Exercise details ->
Reproduce each line of the material exactly, minus any picture.
[BEGIN Information given]
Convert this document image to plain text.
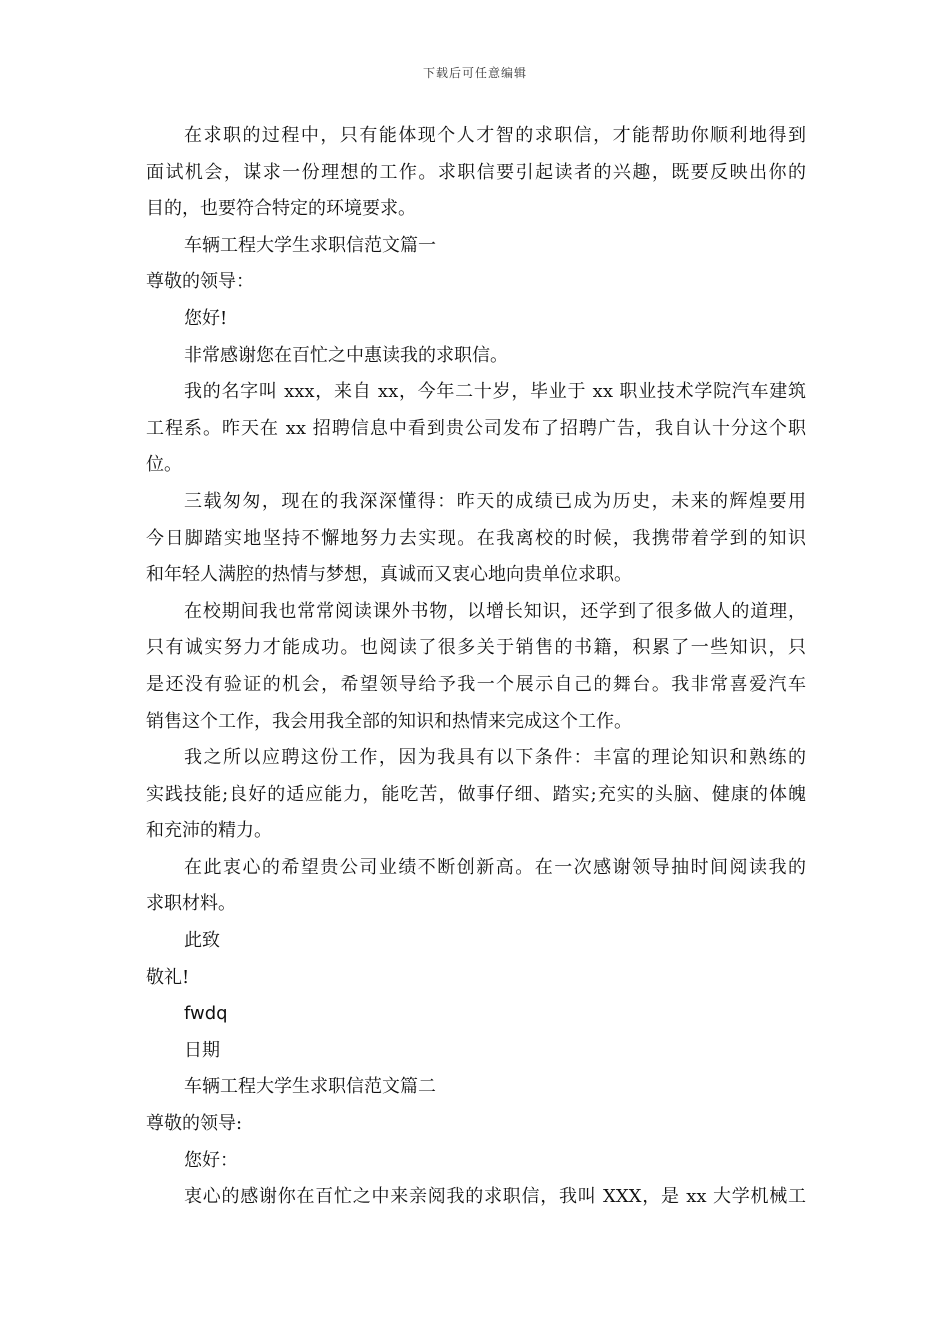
下载后可任意编辑
在求职的过程中，只有能体现个人才智的求职信，才能帮助你顺利地得到
面试机会，谋求一份理想的工作。求职信要引起读者的兴趣，既要反映出你的
目的，也要符合特定的环境要求。
车辆工程大学生求职信范文篇一
尊敬的领导：
您好!
非常感谢您在百忙之中惠读我的求职信。
我的名字叫 xxx，来自 xx，今年二十岁，毕业于 xx 职业技术学院汽车建筑
工程系。昨天在 xx 招聘信息中看到贵公司发布了招聘广告，我自认十分这个职
位。
三载匆匆，现在的我深深懂得：昨天的成绩已成为历史，未来的辉煌要用
今日脚踏实地坚持不懈地努力去实现。在我离校的时候，我携带着学到的知识
和年轻人满腔的热情与梦想，真诚而又衷心地向贵单位求职。
在校期间我也常常阅读课外书物，以增长知识，还学到了很多做人的道理，
只有诚实努力才能成功。也阅读了很多关于销售的书籍，积累了一些知识，只
是还没有验证的机会，希望领导给予我一个展示自己的舞台。我非常喜爱汽车
销售这个工作，我会用我全部的知识和热情来完成这个工作。
我之所以应聘这份工作，因为我具有以下条件：丰富的理论知识和熟练的
实践技能;良好的适应能力，能吃苦，做事仔细、踏实;充实的头脑、健康的体魄
和充沛的精力。
在此衷心的希望贵公司业绩不断创新高。在一次感谢领导抽时间阅读我的
求职材料。
此致
敬礼!
fwdq
日期
车辆工程大学生求职信范文篇二
尊敬的领导:
您好：
衷心的感谢你在百忙之中来亲阅我的求职信，我叫 XXX，是 xx 大学机械工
[END Information given]
Answer to this exercise ->
Convert this document image to plain text.
下载后可任意编辑
在求职的过程中，只有能体现个人才智的求职信，才能帮助你顺利地得到
面试机会，谋求一份理想的工作。求职信要引起读者的兴趣，既要反映出你的
目的，也要符合特定的环境要求。
车辆工程大学生求职信范文篇一
尊敬的领导：
您好!
非常感谢您在百忙之中惠读我的求职信。
我的名字叫 xxx，来自 xx，今年二十岁，毕业于 xx 职业技术学院汽车建筑
工程系。昨天在 xx 招聘信息中看到贵公司发布了招聘广告，我自认十分这个职
位。
三载匆匆，现在的我深深懂得：昨天的成绩已成为历史，未来的辉煌要用
今日脚踏实地坚持不懈地努力去实现。在我离校的时候，我携带着学到的知识
和年轻人满腔的热情与梦想，真诚而又衷心地向贵单位求职。
在校期间我也常常阅读课外书物，以增长知识，还学到了很多做人的道理，
只有诚实努力才能成功。也阅读了很多关于销售的书籍，积累了一些知识，只
是还没有验证的机会，希望领导给予我一个展示自己的舞台。我非常喜爱汽车
销售这个工作，我会用我全部的知识和热情来完成这个工作。
我之所以应聘这份工作，因为我具有以下条件：丰富的理论知识和熟练的
实践技能;良好的适应能力，能吃苦，做事仔细、踏实;充实的头脑、健康的体魄
和充沛的精力。
在此衷心的希望贵公司业绩不断创新高。在一次感谢领导抽时间阅读我的
求职材料。
此致
敬礼!
fwdq
日期
车辆工程大学生求职信范文篇二
尊敬的领导:
您好：
衷心的感谢你在百忙之中来亲阅我的求职信，我叫 XXX，是 xx 大学机械工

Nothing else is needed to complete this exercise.